Set problem: Your task is to give the listing below back word for word, pictures excluded.

Data shown:
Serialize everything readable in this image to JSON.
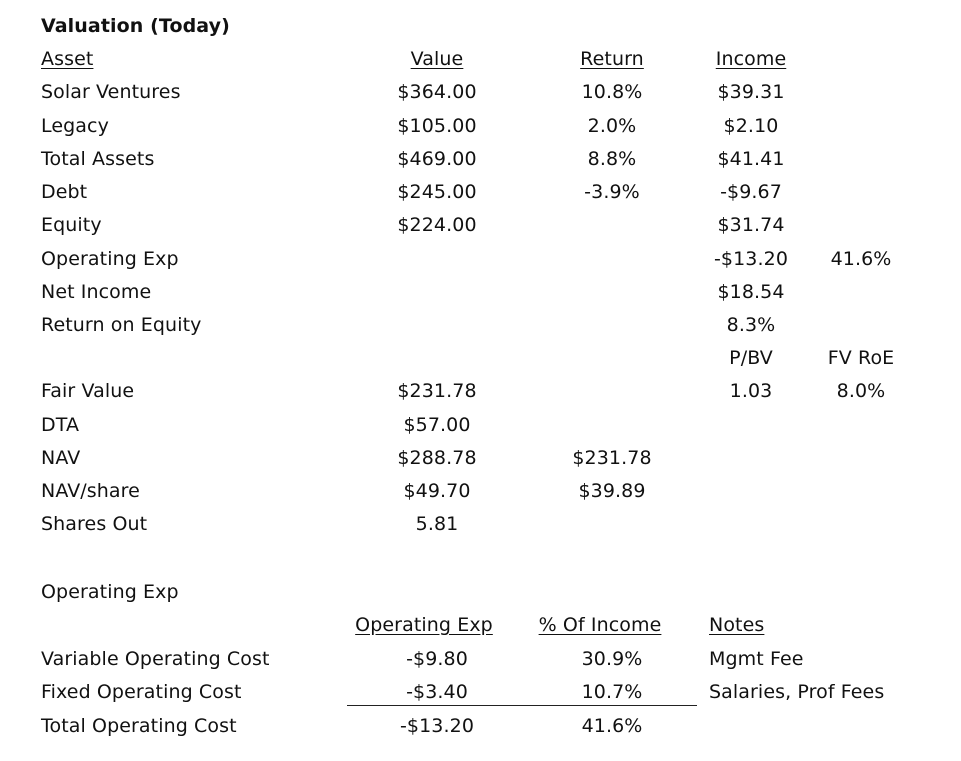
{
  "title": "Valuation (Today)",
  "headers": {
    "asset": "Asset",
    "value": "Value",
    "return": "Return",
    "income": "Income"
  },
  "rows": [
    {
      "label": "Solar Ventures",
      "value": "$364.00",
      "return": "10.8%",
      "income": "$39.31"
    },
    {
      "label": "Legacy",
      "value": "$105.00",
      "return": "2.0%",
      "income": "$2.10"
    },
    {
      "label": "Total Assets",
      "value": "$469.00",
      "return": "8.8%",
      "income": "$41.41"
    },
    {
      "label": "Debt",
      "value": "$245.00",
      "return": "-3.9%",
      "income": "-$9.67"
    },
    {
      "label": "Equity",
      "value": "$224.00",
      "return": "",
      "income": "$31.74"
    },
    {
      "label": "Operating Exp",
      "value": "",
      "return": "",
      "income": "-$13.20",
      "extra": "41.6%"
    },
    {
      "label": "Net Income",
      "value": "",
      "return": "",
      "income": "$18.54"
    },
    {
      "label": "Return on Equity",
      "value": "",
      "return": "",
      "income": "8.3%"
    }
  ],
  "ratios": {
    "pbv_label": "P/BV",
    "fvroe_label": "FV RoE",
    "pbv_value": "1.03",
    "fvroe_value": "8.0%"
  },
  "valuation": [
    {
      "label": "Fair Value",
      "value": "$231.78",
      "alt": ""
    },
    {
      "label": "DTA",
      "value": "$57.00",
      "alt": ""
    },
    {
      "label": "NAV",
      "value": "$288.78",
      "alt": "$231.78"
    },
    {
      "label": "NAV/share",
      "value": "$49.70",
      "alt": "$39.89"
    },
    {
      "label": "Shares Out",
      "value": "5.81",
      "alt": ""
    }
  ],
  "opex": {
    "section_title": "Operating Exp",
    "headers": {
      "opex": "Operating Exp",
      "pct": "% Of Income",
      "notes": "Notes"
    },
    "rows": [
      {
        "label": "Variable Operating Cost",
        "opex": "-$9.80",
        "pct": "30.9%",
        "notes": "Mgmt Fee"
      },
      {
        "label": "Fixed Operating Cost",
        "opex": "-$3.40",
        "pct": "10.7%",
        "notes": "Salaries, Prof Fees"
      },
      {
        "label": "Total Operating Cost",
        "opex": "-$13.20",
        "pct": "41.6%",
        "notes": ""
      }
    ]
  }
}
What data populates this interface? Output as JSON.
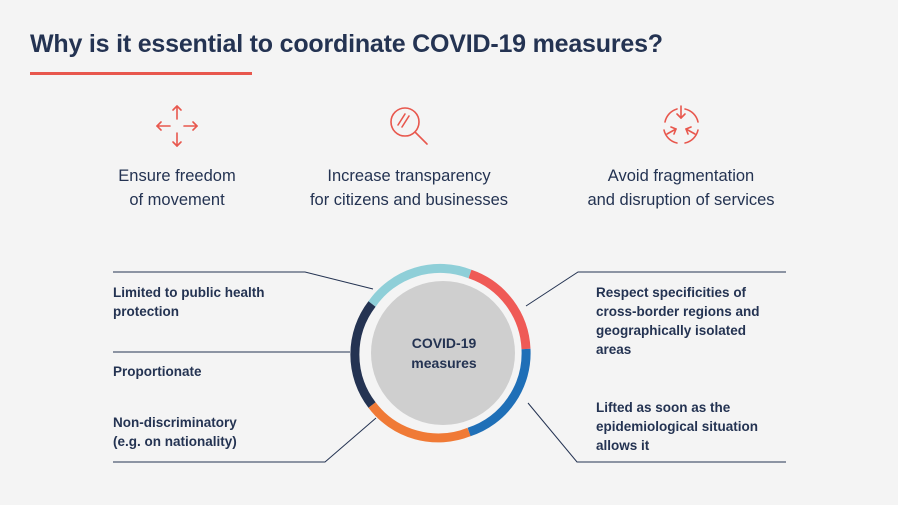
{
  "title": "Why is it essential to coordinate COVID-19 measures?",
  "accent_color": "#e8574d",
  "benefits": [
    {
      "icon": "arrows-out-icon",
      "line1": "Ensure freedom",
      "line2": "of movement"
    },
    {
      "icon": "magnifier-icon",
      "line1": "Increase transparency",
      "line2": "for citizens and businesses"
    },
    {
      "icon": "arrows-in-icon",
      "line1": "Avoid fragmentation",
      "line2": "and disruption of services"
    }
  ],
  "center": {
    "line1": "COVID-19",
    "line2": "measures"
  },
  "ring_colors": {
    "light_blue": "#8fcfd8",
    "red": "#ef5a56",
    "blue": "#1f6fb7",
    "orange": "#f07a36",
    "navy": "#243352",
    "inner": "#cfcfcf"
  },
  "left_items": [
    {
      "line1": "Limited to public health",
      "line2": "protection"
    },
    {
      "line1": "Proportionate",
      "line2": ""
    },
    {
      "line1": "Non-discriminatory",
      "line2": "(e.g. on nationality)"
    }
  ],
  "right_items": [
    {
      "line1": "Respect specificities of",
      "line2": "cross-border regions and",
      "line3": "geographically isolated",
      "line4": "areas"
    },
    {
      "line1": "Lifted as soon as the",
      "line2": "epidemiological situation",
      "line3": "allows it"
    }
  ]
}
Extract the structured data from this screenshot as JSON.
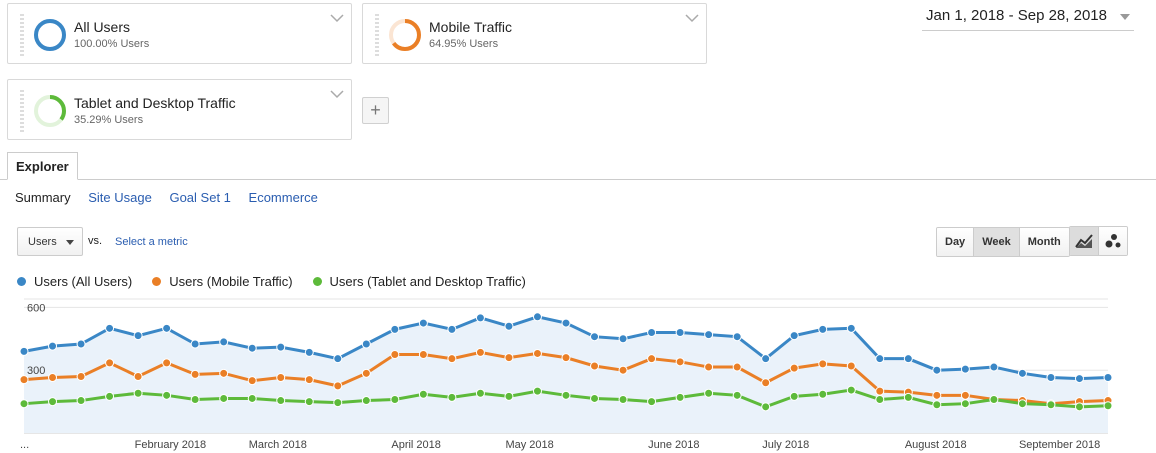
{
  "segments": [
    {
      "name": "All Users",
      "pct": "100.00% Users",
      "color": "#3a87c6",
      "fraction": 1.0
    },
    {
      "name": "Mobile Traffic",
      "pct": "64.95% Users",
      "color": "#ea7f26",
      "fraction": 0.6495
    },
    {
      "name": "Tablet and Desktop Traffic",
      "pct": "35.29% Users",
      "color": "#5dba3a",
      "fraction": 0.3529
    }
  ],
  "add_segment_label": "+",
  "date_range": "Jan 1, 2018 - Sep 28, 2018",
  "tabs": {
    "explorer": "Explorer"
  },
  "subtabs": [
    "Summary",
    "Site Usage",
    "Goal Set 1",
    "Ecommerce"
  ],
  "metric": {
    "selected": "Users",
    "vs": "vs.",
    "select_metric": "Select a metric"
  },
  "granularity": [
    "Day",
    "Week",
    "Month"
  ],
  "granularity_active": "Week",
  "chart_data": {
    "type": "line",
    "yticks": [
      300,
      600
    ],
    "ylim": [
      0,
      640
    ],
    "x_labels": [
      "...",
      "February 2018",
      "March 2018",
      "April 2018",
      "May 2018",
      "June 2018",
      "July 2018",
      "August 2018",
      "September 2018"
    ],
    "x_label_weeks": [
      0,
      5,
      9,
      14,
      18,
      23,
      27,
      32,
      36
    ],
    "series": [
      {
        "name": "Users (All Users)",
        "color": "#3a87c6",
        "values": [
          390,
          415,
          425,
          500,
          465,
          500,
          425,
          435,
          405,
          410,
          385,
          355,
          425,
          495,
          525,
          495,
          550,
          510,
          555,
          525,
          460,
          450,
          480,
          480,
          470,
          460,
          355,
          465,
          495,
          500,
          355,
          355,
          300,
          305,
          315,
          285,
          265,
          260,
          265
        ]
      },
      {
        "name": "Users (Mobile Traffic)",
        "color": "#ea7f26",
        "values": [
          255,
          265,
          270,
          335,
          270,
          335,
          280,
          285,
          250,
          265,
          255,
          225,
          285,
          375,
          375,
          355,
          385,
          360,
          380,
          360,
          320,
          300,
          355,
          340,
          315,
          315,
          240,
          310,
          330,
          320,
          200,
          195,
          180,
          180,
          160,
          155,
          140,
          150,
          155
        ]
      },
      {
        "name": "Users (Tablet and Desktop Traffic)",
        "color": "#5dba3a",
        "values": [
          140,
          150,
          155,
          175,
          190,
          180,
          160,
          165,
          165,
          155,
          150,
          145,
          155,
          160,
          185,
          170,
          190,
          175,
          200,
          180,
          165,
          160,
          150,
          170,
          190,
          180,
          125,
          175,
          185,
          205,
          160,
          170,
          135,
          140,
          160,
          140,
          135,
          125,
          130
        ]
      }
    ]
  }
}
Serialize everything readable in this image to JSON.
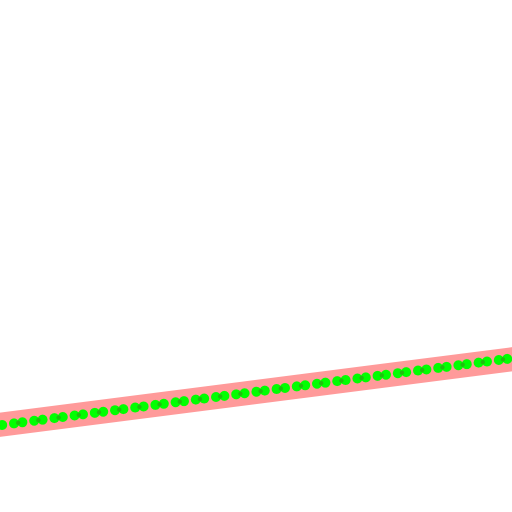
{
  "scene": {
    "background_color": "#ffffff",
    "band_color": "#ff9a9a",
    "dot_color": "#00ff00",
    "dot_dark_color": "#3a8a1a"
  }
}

Final result:
Serialize everything readable in this image to JSON.
{
  "title": "Valuation (Today)",
  "headers": {
    "asset": "Asset",
    "value": "Value",
    "return": "Return",
    "income": "Income"
  },
  "rows": [
    {
      "label": "Solar Ventures",
      "value": "$364.00",
      "return": "10.8%",
      "income": "$39.31"
    },
    {
      "label": "Legacy",
      "value": "$105.00",
      "return": "2.0%",
      "income": "$2.10"
    },
    {
      "label": "Total Assets",
      "value": "$469.00",
      "return": "8.8%",
      "income": "$41.41"
    },
    {
      "label": "Debt",
      "value": "$245.00",
      "return": "-3.9%",
      "income": "-$9.67"
    },
    {
      "label": "Equity",
      "value": "$224.00",
      "return": "",
      "income": "$31.74"
    },
    {
      "label": "Operating Exp",
      "value": "",
      "return": "",
      "income": "-$13.20",
      "extra": "41.6%"
    },
    {
      "label": "Net Income",
      "value": "",
      "return": "",
      "income": "$18.54"
    },
    {
      "label": "Return on Equity",
      "value": "",
      "return": "",
      "income": "8.3%"
    }
  ],
  "ratios": {
    "pbv_label": "P/BV",
    "fvroe_label": "FV RoE",
    "pbv_value": "1.03",
    "fvroe_value": "8.0%"
  },
  "valuation": [
    {
      "label": "Fair Value",
      "value": "$231.78",
      "alt": ""
    },
    {
      "label": "DTA",
      "value": "$57.00",
      "alt": ""
    },
    {
      "label": "NAV",
      "value": "$288.78",
      "alt": "$231.78"
    },
    {
      "label": "NAV/share",
      "value": "$49.70",
      "alt": "$39.89"
    },
    {
      "label": "Shares Out",
      "value": "5.81",
      "alt": ""
    }
  ],
  "opex": {
    "section_title": "Operating Exp",
    "headers": {
      "opex": "Operating Exp",
      "pct": "% Of Income",
      "notes": "Notes"
    },
    "rows": [
      {
        "label": "Variable Operating Cost",
        "opex": "-$9.80",
        "pct": "30.9%",
        "notes": "Mgmt Fee"
      },
      {
        "label": "Fixed Operating Cost",
        "opex": "-$3.40",
        "pct": "10.7%",
        "notes": "Salaries, Prof Fees"
      },
      {
        "label": "Total Operating Cost",
        "opex": "-$13.20",
        "pct": "41.6%",
        "notes": ""
      }
    ]
  }
}
What data populates this interface? Output as JSON.
{
  "title": "Why is it essential to coordinate COVID-19 measures?",
  "accent_color": "#e8574d",
  "benefits": [
    {
      "icon": "arrows-out-icon",
      "line1": "Ensure freedom",
      "line2": "of movement"
    },
    {
      "icon": "magnifier-icon",
      "line1": "Increase transparency",
      "line2": "for citizens and businesses"
    },
    {
      "icon": "arrows-in-icon",
      "line1": "Avoid fragmentation",
      "line2": "and disruption of services"
    }
  ],
  "center": {
    "line1": "COVID-19",
    "line2": "measures"
  },
  "ring_colors": {
    "light_blue": "#8fcfd8",
    "red": "#ef5a56",
    "blue": "#1f6fb7",
    "orange": "#f07a36",
    "navy": "#243352",
    "inner": "#cfcfcf"
  },
  "left_items": [
    {
      "line1": "Limited to public health",
      "line2": "protection"
    },
    {
      "line1": "Proportionate",
      "line2": ""
    },
    {
      "line1": "Non-discriminatory",
      "line2": "(e.g. on nationality)"
    }
  ],
  "right_items": [
    {
      "line1": "Respect specificities of",
      "line2": "cross-border regions and",
      "line3": "geographically isolated",
      "line4": "areas"
    },
    {
      "line1": "Lifted as soon as the",
      "line2": "epidemiological situation",
      "line3": "allows it"
    }
  ]
}
Extract the structured data from this screenshot as JSON.
{
  "segments": [
    {
      "name": "All Users",
      "pct": "100.00% Users",
      "color": "#3a87c6",
      "fraction": 1.0
    },
    {
      "name": "Mobile Traffic",
      "pct": "64.95% Users",
      "color": "#ea7f26",
      "fraction": 0.6495
    },
    {
      "name": "Tablet and Desktop Traffic",
      "pct": "35.29% Users",
      "color": "#5dba3a",
      "fraction": 0.3529
    }
  ],
  "add_segment_label": "+",
  "date_range": "Jan 1, 2018 - Sep 28, 2018",
  "tabs": {
    "explorer": "Explorer"
  },
  "subtabs": [
    "Summary",
    "Site Usage",
    "Goal Set 1",
    "Ecommerce"
  ],
  "metric": {
    "selected": "Users",
    "vs": "vs.",
    "select_metric": "Select a metric"
  },
  "granularity": [
    "Day",
    "Week",
    "Month"
  ],
  "granularity_active": "Week",
  "chart_data": {
    "type": "line",
    "yticks": [
      300,
      600
    ],
    "ylim": [
      0,
      640
    ],
    "x_labels": [
      "...",
      "February 2018",
      "March 2018",
      "April 2018",
      "May 2018",
      "June 2018",
      "July 2018",
      "August 2018",
      "September 2018"
    ],
    "x_label_weeks": [
      0,
      5,
      9,
      14,
      18,
      23,
      27,
      32,
      36
    ],
    "series": [
      {
        "name": "Users (All Users)",
        "color": "#3a87c6",
        "values": [
          390,
          415,
          425,
          500,
          465,
          500,
          425,
          435,
          405,
          410,
          385,
          355,
          425,
          495,
          525,
          495,
          550,
          510,
          555,
          525,
          460,
          450,
          480,
          480,
          470,
          460,
          355,
          465,
          495,
          500,
          355,
          355,
          300,
          305,
          315,
          285,
          265,
          260,
          265
        ]
      },
      {
        "name": "Users (Mobile Traffic)",
        "color": "#ea7f26",
        "values": [
          255,
          265,
          270,
          335,
          270,
          335,
          280,
          285,
          250,
          265,
          255,
          225,
          285,
          375,
          375,
          355,
          385,
          360,
          380,
          360,
          320,
          300,
          355,
          340,
          315,
          315,
          240,
          310,
          330,
          320,
          200,
          195,
          180,
          180,
          160,
          155,
          140,
          150,
          155
        ]
      },
      {
        "name": "Users (Tablet and Desktop Traffic)",
        "color": "#5dba3a",
        "values": [
          140,
          150,
          155,
          175,
          190,
          180,
          160,
          165,
          165,
          155,
          150,
          145,
          155,
          160,
          185,
          170,
          190,
          175,
          200,
          180,
          165,
          160,
          150,
          170,
          190,
          180,
          125,
          175,
          185,
          205,
          160,
          170,
          135,
          140,
          160,
          140,
          135,
          125,
          130
        ]
      }
    ]
  }
}
Serialize everything readable in this image to JSON.
{
  "scene": {
    "background_color": "#ffffff",
    "band_color": "#ff9a9a",
    "dot_color": "#00ff00",
    "dot_dark_color": "#3a8a1a"
  }
}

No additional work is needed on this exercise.